***** Data rows *****

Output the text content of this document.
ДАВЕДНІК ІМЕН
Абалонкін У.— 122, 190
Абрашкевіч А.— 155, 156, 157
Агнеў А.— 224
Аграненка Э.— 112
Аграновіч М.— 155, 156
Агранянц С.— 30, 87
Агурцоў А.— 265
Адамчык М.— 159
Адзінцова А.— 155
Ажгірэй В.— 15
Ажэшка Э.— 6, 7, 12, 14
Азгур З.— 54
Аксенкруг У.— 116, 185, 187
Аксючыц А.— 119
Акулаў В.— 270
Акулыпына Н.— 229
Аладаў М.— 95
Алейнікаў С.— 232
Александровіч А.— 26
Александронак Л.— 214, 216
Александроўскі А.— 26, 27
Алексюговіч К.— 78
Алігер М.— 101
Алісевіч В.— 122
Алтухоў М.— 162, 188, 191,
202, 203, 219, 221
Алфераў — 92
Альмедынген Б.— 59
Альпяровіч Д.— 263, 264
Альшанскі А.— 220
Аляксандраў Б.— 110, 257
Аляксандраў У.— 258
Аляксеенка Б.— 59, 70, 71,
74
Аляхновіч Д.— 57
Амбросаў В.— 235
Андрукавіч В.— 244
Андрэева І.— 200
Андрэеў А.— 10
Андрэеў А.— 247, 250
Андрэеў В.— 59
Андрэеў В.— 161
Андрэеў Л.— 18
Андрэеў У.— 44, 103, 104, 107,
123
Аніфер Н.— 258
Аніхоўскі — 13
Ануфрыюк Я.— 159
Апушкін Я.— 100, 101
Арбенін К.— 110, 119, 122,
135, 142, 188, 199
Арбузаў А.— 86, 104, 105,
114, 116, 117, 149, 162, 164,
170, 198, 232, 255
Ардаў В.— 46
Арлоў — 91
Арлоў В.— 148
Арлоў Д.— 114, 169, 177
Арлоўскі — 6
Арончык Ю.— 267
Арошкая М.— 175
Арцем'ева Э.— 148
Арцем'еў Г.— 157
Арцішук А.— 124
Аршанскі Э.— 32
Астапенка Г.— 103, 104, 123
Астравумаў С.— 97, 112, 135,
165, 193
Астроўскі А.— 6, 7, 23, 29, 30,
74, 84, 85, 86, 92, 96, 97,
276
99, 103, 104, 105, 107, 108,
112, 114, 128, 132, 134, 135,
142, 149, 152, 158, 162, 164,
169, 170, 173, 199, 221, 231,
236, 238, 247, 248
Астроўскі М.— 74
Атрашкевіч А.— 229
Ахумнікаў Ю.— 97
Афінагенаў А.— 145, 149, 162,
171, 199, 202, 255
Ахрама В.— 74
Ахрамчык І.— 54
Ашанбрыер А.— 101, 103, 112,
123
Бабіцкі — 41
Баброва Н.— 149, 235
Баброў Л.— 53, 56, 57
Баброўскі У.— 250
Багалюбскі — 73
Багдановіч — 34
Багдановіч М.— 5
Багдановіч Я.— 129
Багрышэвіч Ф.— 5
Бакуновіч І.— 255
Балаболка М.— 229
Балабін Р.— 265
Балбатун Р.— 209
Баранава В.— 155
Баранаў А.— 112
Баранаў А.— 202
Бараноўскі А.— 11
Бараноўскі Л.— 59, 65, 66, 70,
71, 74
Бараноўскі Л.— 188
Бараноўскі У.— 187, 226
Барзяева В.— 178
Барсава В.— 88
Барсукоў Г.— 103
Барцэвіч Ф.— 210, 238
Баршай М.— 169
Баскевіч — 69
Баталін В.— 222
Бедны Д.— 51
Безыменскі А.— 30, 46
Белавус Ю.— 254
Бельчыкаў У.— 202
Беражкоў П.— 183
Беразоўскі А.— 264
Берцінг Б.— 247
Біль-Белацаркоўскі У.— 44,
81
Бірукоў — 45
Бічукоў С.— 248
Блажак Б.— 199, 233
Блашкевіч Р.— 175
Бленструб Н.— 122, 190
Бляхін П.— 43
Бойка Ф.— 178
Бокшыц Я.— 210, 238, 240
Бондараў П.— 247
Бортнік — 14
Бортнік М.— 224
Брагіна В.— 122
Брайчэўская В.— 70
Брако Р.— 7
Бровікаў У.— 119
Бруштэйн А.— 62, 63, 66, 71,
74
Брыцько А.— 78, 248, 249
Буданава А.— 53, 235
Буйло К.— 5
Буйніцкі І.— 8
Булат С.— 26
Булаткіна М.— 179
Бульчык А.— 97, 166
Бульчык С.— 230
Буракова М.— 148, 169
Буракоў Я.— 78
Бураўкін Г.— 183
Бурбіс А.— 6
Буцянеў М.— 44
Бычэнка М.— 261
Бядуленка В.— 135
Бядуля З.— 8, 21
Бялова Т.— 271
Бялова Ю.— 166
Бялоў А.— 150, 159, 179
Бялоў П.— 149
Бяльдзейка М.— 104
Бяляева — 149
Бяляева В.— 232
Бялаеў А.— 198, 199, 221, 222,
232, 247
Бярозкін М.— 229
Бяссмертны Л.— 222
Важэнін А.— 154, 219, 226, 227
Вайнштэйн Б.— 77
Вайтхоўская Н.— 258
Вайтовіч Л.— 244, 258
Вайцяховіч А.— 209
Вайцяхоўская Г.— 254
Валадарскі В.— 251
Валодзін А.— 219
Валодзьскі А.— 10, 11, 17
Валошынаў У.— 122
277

*****

> _Task instructions_
State the count of lines above containing the string "Аляксандраў", and add nothing to it.

> _Written answer_
2